[Directions] Search the records for the word "JSON" and pick out every line that has it.

[Dataset entries]
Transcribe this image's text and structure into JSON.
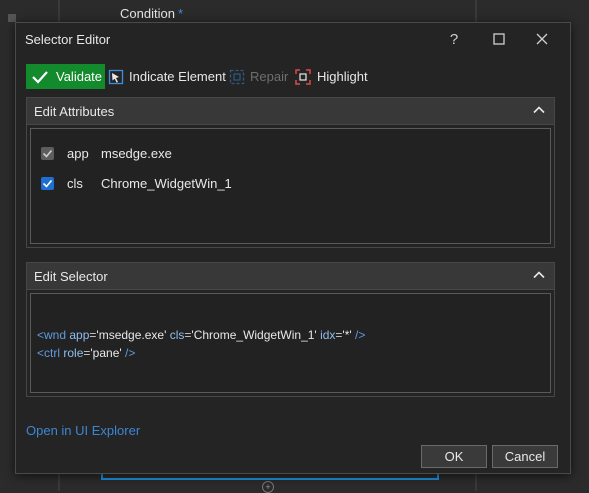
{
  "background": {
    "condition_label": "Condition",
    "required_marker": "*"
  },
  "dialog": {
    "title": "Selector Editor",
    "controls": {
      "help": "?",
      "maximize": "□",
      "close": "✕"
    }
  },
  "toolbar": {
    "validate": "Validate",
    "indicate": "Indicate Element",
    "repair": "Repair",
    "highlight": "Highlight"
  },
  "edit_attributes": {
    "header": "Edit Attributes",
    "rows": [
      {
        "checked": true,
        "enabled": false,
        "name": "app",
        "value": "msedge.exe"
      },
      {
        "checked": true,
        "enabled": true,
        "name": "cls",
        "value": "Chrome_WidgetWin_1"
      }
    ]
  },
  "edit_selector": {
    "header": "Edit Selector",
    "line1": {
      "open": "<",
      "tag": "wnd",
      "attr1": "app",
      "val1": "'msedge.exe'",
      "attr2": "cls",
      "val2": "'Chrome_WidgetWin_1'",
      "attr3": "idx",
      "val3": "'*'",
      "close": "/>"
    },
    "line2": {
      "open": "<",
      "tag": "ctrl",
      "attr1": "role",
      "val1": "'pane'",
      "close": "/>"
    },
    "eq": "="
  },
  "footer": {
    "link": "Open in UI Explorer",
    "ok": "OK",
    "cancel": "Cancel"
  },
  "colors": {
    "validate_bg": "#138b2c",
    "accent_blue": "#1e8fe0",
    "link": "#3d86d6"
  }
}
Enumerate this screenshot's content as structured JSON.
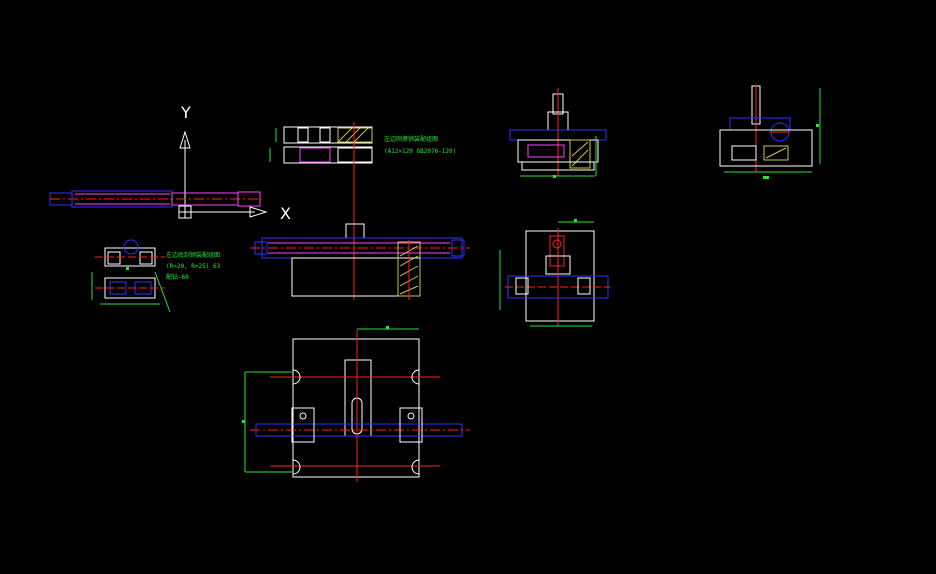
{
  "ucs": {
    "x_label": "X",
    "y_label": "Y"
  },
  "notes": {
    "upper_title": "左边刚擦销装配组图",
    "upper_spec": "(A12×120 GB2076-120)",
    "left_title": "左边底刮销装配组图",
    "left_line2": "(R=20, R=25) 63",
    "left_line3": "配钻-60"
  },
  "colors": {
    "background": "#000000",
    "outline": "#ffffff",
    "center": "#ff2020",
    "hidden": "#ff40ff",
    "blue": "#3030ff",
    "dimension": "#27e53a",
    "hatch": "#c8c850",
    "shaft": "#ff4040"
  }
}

[Response]
Transcribe this image's text and structure into JSON.
Enumerate this screenshot's content as structured JSON.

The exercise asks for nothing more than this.